● **DATA ROWS**:
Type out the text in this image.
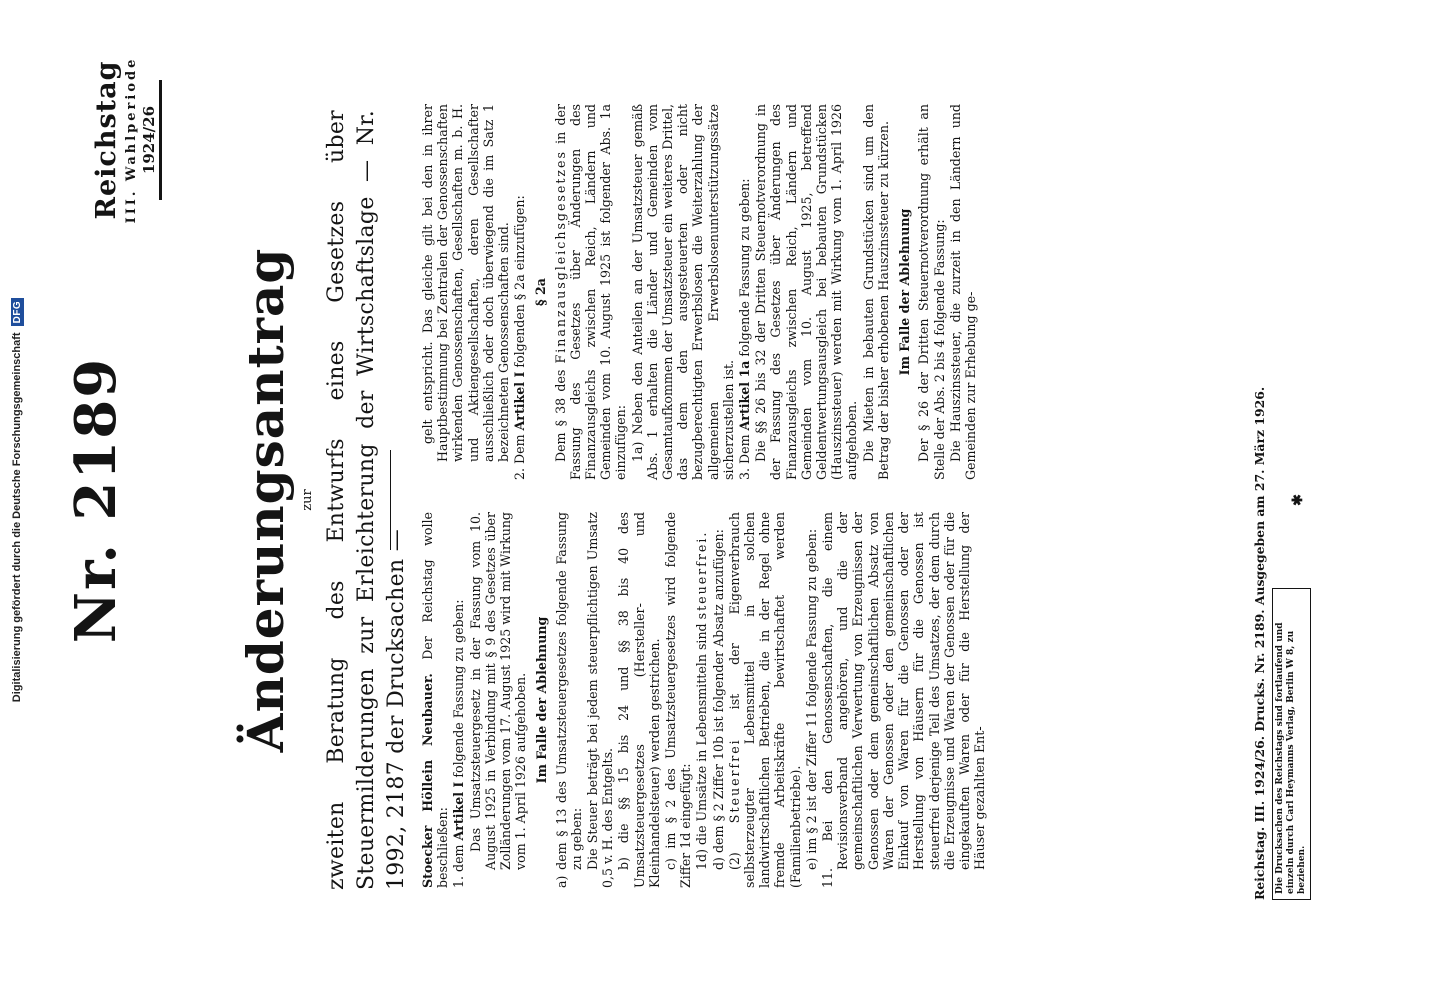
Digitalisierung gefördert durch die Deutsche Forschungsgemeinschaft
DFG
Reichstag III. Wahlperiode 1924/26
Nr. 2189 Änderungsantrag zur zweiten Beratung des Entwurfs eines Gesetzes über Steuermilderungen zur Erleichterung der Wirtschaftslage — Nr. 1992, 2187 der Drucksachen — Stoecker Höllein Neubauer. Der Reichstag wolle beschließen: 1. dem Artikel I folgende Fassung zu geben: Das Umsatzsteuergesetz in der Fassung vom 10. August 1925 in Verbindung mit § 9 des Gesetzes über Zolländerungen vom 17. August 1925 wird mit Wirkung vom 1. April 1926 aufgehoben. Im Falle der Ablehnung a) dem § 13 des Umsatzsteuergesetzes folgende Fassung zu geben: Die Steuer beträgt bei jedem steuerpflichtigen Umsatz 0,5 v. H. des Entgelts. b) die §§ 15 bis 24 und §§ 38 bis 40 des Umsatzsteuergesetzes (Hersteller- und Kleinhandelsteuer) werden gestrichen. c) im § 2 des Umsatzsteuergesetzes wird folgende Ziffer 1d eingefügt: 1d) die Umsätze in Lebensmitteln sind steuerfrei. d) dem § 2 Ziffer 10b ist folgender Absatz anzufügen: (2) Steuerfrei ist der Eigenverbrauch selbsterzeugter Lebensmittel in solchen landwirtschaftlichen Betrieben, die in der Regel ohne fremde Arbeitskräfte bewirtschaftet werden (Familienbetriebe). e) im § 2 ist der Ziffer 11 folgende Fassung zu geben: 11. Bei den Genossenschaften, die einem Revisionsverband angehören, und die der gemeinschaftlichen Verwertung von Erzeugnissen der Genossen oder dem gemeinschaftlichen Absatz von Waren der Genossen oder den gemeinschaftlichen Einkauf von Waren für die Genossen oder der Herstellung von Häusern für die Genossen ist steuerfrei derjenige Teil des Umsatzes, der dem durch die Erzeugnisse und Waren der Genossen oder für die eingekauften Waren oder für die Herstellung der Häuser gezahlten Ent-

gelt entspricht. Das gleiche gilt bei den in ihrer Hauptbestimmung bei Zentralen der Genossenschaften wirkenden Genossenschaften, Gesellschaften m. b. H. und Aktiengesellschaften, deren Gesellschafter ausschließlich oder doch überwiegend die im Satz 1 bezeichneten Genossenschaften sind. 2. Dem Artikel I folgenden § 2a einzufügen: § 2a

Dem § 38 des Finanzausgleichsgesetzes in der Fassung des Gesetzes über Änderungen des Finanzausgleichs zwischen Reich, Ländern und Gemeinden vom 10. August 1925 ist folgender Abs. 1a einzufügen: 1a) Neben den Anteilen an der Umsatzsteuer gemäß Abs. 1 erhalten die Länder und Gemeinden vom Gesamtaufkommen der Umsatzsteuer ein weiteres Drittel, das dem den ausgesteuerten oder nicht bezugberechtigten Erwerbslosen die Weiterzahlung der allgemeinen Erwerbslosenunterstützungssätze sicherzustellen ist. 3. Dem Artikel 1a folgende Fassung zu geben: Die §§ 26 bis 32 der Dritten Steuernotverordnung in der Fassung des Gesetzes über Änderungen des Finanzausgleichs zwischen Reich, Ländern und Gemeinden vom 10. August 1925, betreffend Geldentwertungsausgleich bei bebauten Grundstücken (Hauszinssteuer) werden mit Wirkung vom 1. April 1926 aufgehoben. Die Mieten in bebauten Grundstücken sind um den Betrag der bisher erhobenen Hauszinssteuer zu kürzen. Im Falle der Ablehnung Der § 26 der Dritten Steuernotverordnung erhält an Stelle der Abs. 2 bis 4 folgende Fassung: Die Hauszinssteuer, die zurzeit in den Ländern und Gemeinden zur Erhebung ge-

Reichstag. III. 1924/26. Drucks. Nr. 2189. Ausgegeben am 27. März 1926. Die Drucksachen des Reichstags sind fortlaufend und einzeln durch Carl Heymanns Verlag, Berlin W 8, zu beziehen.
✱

---

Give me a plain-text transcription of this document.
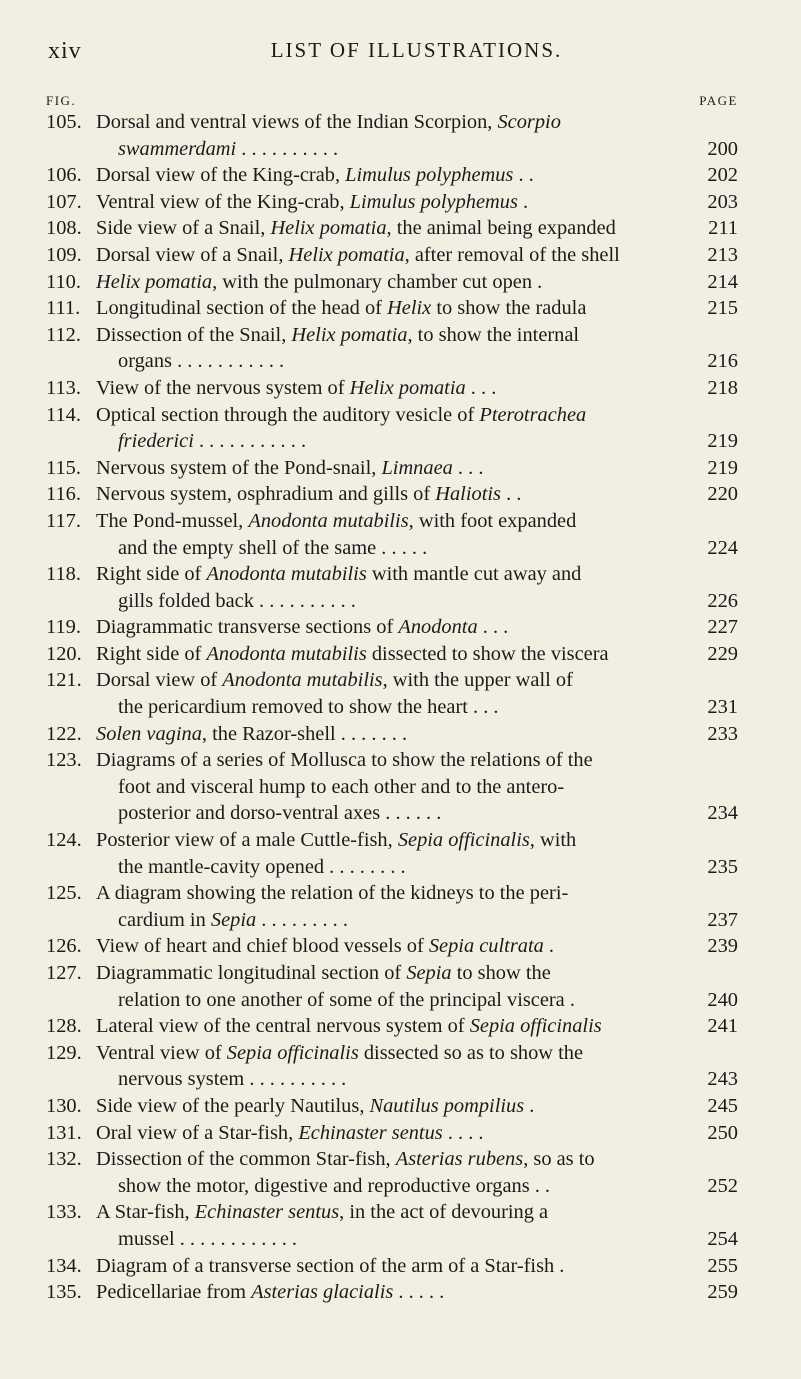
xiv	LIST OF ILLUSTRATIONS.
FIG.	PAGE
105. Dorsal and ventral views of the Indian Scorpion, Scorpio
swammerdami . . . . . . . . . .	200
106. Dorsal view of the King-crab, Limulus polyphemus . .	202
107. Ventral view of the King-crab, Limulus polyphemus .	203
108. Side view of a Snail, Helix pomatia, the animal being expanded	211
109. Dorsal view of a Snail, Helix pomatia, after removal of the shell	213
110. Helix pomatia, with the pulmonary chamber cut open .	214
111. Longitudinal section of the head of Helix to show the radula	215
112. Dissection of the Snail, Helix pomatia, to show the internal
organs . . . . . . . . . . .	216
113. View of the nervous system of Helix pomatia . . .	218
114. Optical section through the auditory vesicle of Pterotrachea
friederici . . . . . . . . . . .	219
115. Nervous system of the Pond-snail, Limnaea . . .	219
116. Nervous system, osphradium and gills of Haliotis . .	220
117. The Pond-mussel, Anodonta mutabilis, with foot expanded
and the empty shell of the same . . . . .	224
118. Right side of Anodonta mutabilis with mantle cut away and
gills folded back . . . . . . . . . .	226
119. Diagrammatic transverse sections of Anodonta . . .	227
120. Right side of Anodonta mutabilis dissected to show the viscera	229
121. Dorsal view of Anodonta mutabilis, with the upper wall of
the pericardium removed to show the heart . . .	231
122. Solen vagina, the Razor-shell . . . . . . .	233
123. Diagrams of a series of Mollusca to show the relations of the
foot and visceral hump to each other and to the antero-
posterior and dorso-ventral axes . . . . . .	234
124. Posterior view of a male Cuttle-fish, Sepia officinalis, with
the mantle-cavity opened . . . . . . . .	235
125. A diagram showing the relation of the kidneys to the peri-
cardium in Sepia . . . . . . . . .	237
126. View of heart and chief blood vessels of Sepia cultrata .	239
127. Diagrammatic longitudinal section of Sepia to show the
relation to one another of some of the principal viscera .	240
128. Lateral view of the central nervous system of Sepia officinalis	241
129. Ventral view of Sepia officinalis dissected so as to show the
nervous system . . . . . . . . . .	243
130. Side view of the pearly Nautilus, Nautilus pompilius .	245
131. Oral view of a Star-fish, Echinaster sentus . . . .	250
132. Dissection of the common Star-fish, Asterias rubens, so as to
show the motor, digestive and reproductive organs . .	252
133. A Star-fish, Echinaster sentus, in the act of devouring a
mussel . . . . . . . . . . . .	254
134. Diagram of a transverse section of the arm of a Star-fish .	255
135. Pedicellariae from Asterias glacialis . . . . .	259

● **WHAT IS EXPECTED**: Scan the material above. Copy each line that holds the word "Star".

● **ANSWER TO THE TASK**:
131. Oral view of a Star-fish, Echinaster sentus . . . .	250
132. Dissection of the common Star-fish, Asterias rubens, so as to
133. A Star-fish, Echinaster sentus, in the act of devouring a
134. Diagram of a transverse section of the arm of a Star-fish .	255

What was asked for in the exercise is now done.